Records shown start
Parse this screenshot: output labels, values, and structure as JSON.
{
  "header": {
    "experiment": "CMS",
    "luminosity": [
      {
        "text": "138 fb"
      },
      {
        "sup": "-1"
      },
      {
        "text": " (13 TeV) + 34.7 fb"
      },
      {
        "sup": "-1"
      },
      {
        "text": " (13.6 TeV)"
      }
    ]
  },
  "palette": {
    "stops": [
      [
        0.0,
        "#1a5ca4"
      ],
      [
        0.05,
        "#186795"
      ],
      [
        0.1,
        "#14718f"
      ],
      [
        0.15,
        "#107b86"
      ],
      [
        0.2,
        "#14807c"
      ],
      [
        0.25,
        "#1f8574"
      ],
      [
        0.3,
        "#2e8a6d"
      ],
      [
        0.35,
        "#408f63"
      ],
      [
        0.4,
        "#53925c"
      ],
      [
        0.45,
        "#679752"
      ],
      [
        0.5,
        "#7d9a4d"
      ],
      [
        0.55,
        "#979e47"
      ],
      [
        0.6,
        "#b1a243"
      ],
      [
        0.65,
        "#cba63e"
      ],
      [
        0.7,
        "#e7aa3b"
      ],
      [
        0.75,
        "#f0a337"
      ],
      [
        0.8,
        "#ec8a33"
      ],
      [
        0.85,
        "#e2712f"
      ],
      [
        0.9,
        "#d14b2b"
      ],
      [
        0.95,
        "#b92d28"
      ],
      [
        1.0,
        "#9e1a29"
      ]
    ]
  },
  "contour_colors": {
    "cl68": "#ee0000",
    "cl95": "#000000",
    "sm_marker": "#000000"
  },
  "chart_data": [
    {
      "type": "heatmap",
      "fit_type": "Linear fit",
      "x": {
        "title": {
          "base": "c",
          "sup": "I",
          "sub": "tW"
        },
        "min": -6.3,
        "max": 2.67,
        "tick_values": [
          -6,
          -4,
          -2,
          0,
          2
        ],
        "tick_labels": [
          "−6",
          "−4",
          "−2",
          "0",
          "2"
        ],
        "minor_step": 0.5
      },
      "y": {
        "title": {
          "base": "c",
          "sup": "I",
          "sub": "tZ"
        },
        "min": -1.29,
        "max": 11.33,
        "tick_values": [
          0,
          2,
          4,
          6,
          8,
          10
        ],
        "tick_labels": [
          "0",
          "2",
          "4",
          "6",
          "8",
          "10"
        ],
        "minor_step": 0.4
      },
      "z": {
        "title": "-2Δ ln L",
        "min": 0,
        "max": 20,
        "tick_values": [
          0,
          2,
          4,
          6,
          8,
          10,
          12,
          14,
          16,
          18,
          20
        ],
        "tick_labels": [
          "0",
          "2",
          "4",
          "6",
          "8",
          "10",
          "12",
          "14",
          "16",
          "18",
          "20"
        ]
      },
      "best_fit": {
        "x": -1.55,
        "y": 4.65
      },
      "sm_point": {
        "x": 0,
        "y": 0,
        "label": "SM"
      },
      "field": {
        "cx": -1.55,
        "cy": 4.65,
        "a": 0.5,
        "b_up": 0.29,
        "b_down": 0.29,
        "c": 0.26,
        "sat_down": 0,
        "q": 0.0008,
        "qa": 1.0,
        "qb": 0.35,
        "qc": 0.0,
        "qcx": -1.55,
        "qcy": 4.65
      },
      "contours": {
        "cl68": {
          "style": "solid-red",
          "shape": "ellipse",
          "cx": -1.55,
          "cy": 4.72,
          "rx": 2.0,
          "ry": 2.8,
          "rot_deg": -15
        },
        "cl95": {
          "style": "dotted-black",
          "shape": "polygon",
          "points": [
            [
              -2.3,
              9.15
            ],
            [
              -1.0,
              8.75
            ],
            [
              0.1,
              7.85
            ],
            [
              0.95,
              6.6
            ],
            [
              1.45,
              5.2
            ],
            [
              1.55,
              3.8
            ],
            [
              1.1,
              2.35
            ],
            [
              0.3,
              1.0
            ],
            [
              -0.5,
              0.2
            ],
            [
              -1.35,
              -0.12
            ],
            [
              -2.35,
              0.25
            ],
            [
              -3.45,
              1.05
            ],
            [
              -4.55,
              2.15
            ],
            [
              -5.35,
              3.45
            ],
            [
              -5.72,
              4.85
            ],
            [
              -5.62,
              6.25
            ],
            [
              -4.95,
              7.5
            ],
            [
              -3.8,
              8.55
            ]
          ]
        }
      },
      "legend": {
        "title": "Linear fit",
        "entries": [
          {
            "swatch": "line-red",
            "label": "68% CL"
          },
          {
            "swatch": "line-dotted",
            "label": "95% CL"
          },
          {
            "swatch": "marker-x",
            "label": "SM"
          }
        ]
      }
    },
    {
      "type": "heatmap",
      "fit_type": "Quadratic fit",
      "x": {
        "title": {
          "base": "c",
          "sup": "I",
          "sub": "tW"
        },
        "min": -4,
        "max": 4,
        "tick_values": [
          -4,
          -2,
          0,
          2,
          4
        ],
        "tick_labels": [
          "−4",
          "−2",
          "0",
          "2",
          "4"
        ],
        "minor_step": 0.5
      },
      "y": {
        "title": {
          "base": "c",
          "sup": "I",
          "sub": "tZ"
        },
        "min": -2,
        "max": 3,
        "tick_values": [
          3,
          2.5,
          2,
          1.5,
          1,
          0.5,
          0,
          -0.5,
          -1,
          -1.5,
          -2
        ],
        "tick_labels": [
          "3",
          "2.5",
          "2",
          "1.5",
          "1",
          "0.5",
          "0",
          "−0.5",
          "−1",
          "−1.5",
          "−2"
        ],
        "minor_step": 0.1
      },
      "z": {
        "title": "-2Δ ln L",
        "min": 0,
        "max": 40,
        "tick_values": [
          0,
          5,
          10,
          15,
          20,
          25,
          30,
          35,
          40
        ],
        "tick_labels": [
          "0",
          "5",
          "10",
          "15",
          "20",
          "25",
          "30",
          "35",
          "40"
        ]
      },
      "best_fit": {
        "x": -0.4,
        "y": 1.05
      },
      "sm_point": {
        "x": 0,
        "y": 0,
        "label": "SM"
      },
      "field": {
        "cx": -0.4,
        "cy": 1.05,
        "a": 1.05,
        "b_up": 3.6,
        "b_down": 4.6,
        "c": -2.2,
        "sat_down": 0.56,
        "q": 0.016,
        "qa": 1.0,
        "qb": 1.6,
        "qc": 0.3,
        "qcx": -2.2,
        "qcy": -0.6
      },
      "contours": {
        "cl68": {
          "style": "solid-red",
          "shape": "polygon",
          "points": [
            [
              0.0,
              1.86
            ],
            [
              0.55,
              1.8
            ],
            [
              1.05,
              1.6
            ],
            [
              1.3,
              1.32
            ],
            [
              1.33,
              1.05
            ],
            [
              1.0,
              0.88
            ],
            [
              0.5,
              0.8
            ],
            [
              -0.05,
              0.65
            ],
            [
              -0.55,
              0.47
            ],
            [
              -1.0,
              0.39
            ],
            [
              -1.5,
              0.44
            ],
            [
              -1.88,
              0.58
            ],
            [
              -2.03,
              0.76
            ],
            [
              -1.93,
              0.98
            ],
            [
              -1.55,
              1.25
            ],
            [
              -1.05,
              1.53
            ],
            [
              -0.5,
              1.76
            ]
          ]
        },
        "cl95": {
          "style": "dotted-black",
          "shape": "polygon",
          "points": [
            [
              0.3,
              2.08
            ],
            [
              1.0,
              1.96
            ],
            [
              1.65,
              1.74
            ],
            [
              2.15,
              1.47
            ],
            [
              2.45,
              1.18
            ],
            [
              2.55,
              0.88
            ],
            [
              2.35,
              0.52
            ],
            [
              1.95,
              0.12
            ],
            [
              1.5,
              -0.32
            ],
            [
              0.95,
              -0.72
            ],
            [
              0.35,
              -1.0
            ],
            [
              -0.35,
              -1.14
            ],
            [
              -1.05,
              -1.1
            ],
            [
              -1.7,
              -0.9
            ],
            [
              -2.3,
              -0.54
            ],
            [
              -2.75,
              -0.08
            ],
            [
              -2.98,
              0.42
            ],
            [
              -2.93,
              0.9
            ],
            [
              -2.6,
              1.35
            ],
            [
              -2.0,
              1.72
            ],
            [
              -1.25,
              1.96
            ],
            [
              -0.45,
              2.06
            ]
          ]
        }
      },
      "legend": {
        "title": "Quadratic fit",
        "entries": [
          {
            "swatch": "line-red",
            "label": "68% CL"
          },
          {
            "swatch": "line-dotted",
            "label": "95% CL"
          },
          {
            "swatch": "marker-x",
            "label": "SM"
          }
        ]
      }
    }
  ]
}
Records shown end
=== What to produce ===
Find the word "text" in the entries above and gather every line that holds it.

=== Problem solution ===
        "text": "138 fb"
        "text": " (13 TeV) + 34.7 fb"
        "text": " (13.6 TeV)"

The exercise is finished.